- [What is being asked]:
Transcribe the records in full, keeping every character as it is.

- [Task material]:
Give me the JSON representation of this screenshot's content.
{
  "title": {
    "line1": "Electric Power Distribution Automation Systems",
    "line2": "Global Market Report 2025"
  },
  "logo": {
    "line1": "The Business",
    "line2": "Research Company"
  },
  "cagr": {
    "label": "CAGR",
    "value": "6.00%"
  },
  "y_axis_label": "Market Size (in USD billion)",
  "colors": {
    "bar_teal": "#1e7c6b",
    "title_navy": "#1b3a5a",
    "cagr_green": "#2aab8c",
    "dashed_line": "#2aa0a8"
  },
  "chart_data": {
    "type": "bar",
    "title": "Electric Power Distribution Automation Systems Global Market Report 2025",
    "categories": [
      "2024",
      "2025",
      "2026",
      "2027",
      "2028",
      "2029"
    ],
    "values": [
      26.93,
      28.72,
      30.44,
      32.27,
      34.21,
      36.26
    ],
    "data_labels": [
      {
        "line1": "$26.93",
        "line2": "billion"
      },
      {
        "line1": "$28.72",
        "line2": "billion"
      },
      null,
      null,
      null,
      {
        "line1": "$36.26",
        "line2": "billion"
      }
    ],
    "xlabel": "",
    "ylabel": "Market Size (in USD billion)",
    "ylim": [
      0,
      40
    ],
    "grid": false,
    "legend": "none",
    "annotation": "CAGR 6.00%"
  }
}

- [Solution]:
Give me the JSON representation of this screenshot's content.
{
  "title": {
    "line1": "Electric Power Distribution Automation Systems",
    "line2": "Global Market Report 2025"
  },
  "logo": {
    "line1": "The Business",
    "line2": "Research Company"
  },
  "cagr": {
    "label": "CAGR",
    "value": "6.00%"
  },
  "y_axis_label": "Market Size (in USD billion)",
  "colors": {
    "bar_teal": "#1e7c6b",
    "title_navy": "#1b3a5a",
    "cagr_green": "#2aab8c",
    "dashed_line": "#2aa0a8"
  },
  "chart_data": {
    "type": "bar",
    "title": "Electric Power Distribution Automation Systems Global Market Report 2025",
    "categories": [
      "2024",
      "2025",
      "2026",
      "2027",
      "2028",
      "2029"
    ],
    "values": [
      26.93,
      28.72,
      30.44,
      32.27,
      34.21,
      36.26
    ],
    "data_labels": [
      {
        "line1": "$26.93",
        "line2": "billion"
      },
      {
        "line1": "$28.72",
        "line2": "billion"
      },
      null,
      null,
      null,
      {
        "line1": "$36.26",
        "line2": "billion"
      }
    ],
    "xlabel": "",
    "ylabel": "Market Size (in USD billion)",
    "ylim": [
      0,
      40
    ],
    "grid": false,
    "legend": "none",
    "annotation": "CAGR 6.00%"
  }
}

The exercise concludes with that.